- _What needs to be done_: Copy out each line of the material in which the word "projet" appears.

- _Entries from a dataset_:
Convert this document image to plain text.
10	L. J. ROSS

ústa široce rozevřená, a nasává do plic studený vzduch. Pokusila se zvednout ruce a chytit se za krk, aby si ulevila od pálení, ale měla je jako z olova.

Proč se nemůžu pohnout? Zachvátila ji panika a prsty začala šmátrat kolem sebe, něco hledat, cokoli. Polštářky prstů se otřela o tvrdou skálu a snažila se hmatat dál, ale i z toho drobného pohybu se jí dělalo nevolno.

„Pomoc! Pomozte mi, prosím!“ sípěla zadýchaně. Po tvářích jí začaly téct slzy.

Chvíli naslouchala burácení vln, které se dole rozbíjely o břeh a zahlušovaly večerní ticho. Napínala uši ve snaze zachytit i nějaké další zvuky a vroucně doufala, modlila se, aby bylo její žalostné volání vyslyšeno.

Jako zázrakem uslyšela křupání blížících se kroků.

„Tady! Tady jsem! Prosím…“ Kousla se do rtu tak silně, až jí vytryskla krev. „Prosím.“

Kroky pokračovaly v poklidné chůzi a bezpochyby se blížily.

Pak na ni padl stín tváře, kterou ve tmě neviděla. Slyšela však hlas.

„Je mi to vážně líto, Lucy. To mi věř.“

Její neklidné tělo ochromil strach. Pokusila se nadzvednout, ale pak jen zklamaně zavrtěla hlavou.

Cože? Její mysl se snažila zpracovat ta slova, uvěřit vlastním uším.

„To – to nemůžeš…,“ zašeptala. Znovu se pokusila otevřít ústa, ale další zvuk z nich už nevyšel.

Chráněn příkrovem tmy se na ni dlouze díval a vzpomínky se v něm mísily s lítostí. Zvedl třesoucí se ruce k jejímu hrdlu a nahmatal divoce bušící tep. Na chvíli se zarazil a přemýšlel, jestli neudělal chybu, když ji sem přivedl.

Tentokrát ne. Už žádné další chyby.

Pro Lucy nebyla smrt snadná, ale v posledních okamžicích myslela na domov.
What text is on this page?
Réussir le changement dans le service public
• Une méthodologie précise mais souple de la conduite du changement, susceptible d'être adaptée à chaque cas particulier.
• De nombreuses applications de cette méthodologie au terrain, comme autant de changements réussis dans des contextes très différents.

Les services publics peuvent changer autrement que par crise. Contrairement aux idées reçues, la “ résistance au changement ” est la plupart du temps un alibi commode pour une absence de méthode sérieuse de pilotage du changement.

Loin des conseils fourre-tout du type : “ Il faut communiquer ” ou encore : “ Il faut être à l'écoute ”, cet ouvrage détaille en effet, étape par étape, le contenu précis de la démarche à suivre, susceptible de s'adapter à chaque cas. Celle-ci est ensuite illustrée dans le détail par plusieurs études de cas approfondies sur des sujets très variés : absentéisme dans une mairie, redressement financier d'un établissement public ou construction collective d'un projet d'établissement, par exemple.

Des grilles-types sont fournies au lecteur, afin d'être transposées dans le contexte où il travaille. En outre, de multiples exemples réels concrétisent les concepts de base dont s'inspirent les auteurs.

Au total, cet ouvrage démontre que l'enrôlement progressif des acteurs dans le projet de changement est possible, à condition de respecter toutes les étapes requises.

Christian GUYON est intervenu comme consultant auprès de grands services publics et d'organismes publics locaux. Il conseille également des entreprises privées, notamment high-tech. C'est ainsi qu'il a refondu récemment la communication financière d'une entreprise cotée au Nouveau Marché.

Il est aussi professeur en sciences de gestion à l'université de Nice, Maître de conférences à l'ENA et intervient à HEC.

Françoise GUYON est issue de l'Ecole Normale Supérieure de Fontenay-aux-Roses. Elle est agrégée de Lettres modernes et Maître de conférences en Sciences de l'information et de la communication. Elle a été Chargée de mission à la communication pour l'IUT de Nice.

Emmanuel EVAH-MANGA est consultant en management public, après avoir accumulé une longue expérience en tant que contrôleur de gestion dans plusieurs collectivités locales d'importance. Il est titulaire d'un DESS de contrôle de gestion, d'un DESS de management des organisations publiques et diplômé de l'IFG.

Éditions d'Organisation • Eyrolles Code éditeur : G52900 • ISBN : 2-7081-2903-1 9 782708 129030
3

- _Output for this task_:
Loin des conseils fourre-tout du type : “ Il faut communiquer ” ou encore : “ Il faut être à l'écoute ”, cet ouvrage détaille en effet, étape par étape, le contenu précis de la démarche à suivre, susceptible de s'adapter à chaque cas. Celle-ci est ensuite illustrée dans le détail par plusieurs études de cas approfondies sur des sujets très variés : absentéisme dans une mairie, redressement financier d'un établissement public ou construction collective d'un projet d'établissement, par exemple.
Au total, cet ouvrage démontre que l'enrôlement progressif des acteurs dans le projet de changement est possible, à condition de respecter toutes les étapes requises.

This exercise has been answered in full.